»»

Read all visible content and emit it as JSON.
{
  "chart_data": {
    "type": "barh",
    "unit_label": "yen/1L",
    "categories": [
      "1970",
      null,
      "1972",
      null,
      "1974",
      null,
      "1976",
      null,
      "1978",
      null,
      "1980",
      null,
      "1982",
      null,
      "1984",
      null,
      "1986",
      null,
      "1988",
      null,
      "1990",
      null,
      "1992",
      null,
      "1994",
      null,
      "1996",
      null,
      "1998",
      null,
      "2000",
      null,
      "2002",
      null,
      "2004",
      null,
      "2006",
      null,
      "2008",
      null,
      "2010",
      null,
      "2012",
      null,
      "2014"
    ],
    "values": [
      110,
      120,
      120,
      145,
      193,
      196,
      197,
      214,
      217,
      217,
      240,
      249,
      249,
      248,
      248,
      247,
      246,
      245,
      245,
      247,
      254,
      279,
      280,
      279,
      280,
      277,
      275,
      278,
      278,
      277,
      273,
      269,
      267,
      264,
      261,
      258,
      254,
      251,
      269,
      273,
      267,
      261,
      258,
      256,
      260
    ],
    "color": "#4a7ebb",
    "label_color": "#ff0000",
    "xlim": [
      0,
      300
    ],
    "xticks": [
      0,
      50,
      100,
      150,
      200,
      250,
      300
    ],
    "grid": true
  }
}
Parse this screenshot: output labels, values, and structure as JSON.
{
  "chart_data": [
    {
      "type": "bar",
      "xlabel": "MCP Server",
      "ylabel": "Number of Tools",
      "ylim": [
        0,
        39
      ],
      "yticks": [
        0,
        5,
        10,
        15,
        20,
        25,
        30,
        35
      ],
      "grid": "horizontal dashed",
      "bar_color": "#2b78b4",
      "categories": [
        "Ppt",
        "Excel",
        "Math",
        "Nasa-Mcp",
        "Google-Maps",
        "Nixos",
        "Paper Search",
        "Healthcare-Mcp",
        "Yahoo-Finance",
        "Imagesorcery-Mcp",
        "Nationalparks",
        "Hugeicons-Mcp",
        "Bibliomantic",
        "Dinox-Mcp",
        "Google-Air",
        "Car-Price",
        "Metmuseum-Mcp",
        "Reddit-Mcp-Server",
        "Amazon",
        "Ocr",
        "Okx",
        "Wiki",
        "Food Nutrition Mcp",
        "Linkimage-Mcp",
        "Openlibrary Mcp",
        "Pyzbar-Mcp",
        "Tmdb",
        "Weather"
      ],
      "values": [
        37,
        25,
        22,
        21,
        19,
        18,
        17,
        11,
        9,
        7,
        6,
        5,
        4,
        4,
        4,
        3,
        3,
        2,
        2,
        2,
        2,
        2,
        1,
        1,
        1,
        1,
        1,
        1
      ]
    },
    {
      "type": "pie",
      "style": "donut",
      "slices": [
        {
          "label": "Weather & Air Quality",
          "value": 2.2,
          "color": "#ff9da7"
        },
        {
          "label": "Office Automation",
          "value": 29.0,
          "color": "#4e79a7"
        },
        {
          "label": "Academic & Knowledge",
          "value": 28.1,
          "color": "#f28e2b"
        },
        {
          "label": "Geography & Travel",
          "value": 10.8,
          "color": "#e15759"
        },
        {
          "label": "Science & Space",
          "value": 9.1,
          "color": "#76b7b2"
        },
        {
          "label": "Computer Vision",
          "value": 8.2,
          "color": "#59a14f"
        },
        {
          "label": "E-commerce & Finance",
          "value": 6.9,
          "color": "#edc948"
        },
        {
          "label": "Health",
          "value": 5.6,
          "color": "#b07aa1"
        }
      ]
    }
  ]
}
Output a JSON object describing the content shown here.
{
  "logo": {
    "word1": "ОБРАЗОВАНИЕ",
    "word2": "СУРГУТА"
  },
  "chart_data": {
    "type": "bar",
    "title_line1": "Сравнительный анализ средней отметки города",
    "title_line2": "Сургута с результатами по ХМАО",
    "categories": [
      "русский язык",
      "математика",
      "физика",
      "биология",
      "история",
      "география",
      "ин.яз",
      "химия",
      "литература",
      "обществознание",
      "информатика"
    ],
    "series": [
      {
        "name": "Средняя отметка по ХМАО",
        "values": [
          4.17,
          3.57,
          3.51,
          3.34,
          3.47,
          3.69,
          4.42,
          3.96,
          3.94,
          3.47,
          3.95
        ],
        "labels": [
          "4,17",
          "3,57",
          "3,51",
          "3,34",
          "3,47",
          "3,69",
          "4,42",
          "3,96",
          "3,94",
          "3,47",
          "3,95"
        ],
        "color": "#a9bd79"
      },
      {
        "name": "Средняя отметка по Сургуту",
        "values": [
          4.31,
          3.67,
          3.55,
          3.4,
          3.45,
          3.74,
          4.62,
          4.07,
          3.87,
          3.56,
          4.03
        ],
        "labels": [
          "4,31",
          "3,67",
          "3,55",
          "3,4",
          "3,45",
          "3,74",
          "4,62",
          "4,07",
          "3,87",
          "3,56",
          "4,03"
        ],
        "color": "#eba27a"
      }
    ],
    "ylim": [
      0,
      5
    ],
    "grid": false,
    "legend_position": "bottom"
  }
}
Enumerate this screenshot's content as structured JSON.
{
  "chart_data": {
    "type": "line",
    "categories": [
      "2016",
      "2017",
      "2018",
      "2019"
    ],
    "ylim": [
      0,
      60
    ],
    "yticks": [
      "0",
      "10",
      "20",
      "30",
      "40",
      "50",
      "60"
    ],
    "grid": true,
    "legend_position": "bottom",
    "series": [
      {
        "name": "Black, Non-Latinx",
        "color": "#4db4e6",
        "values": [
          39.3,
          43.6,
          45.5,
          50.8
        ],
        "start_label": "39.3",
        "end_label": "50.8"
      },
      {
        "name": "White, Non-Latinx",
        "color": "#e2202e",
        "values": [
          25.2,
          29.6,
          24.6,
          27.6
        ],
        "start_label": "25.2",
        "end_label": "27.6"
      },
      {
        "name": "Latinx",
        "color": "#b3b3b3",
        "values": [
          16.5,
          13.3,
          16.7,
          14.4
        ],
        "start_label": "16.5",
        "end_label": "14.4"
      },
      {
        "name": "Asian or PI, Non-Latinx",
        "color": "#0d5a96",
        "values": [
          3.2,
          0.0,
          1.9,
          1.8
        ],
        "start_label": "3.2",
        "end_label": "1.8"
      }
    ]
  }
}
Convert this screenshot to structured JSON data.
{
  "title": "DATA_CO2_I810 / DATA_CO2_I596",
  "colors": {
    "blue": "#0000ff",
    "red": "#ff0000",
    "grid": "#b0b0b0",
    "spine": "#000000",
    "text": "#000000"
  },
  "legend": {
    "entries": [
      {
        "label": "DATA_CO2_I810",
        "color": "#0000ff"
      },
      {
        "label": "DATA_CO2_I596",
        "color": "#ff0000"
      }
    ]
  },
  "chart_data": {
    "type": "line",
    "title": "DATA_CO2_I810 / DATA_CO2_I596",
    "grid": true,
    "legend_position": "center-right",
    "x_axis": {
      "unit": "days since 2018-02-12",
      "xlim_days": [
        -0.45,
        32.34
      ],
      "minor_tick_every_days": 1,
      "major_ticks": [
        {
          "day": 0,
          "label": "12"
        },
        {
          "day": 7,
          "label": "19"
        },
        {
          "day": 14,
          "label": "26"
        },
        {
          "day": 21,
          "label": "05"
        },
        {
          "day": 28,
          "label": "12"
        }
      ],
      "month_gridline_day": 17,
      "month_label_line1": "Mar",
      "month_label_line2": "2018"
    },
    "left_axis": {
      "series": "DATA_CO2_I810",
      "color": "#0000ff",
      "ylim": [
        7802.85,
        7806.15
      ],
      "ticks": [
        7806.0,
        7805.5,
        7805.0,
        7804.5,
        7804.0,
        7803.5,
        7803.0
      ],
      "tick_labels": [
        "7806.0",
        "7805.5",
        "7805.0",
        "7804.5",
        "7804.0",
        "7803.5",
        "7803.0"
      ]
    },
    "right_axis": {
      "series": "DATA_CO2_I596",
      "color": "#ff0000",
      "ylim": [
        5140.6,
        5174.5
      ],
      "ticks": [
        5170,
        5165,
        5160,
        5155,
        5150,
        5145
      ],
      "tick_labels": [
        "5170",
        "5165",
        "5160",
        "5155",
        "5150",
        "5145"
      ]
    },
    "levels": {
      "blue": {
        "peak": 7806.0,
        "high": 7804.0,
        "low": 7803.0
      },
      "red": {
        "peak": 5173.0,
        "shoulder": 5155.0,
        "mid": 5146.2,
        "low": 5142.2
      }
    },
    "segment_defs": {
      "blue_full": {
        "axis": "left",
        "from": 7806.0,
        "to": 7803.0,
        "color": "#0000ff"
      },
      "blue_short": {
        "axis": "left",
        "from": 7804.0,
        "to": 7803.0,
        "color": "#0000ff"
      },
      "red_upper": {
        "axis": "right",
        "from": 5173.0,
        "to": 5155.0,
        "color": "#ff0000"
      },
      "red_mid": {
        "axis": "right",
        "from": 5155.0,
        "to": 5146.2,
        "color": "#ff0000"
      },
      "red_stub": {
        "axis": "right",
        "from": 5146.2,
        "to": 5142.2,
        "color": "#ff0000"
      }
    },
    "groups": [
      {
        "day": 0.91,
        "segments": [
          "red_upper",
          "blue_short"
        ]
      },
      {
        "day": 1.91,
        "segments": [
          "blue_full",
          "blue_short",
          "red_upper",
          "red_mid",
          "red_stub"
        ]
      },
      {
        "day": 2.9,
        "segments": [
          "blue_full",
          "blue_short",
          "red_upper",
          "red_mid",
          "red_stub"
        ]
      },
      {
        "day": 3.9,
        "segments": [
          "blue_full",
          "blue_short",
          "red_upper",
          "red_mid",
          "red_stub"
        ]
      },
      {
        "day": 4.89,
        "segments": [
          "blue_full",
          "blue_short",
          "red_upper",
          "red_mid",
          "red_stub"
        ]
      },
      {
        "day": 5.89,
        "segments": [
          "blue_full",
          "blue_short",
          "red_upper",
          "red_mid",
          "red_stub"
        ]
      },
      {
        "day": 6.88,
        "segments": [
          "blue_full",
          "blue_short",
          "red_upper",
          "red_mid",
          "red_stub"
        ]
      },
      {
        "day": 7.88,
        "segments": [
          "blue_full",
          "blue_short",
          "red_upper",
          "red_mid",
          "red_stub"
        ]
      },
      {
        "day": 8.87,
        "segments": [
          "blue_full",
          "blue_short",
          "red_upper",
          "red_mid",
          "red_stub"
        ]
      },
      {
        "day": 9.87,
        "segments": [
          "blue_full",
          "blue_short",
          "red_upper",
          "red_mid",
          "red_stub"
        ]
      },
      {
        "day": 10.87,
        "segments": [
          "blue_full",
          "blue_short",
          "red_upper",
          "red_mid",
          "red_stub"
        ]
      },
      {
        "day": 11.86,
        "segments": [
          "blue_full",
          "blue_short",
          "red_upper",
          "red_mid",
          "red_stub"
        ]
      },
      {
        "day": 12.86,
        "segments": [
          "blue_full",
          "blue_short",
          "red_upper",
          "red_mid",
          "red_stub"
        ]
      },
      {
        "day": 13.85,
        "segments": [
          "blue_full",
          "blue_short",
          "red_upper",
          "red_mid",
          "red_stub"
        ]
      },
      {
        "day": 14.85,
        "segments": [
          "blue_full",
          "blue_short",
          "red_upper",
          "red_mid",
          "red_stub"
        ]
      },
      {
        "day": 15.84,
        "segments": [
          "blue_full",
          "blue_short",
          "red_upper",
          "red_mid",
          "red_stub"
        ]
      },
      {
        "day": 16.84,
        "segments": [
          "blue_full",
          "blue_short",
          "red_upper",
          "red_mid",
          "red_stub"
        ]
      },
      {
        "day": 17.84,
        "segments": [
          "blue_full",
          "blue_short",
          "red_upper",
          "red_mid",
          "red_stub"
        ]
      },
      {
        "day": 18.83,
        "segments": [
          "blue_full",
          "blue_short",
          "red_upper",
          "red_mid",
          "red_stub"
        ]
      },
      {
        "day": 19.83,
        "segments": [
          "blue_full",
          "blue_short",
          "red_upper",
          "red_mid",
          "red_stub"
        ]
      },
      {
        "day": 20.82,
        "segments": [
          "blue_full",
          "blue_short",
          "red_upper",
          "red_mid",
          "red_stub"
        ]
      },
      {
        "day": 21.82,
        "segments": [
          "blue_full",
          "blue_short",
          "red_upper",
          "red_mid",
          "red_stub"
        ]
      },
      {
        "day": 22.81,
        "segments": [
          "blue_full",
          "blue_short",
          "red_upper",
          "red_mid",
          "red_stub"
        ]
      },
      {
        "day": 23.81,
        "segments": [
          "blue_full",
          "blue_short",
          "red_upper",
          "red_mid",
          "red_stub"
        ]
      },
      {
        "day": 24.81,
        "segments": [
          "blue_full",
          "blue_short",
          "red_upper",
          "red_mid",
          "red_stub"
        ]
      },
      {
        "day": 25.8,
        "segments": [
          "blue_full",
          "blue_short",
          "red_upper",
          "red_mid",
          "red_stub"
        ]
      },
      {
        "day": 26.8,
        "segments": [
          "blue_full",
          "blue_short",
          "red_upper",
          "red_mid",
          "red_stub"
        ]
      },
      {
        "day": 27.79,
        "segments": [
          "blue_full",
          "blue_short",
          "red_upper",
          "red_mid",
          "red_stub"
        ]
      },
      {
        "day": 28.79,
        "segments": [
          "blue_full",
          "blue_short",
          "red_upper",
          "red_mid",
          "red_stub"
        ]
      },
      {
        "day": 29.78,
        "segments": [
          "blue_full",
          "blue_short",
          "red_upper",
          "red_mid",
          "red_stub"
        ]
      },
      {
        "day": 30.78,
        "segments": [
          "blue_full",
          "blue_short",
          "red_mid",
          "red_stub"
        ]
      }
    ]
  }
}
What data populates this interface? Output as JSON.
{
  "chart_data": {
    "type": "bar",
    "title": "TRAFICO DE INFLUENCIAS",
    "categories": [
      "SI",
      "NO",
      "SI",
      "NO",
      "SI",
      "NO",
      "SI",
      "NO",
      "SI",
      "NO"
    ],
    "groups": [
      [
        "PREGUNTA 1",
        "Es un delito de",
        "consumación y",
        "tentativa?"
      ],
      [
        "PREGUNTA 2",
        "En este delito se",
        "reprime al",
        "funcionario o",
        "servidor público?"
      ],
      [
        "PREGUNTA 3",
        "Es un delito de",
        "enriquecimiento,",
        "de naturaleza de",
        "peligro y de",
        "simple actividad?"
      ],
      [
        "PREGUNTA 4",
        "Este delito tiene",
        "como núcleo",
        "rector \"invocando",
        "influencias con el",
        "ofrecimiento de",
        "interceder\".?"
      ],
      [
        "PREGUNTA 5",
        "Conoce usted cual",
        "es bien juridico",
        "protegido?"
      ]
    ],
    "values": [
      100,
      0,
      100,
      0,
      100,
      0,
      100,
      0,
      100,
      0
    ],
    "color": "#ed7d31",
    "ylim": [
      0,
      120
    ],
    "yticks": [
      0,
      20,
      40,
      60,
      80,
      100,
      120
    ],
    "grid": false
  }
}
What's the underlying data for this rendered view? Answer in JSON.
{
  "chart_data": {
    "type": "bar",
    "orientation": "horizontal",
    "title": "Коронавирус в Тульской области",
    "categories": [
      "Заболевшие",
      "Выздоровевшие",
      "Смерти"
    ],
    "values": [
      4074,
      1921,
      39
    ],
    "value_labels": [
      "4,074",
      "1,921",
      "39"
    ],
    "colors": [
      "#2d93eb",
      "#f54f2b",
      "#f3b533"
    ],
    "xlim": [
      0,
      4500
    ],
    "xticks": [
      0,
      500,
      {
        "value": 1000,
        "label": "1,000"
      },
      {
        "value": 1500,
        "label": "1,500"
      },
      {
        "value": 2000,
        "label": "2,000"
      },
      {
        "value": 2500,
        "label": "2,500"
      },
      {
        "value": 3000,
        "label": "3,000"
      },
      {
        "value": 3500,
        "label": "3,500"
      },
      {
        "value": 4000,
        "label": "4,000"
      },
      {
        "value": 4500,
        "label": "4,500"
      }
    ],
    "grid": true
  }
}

««

- Required work:
Each line that contains the string "delito" counts once; report how many such lines the entries have, giving only the number.

- Right answer:
4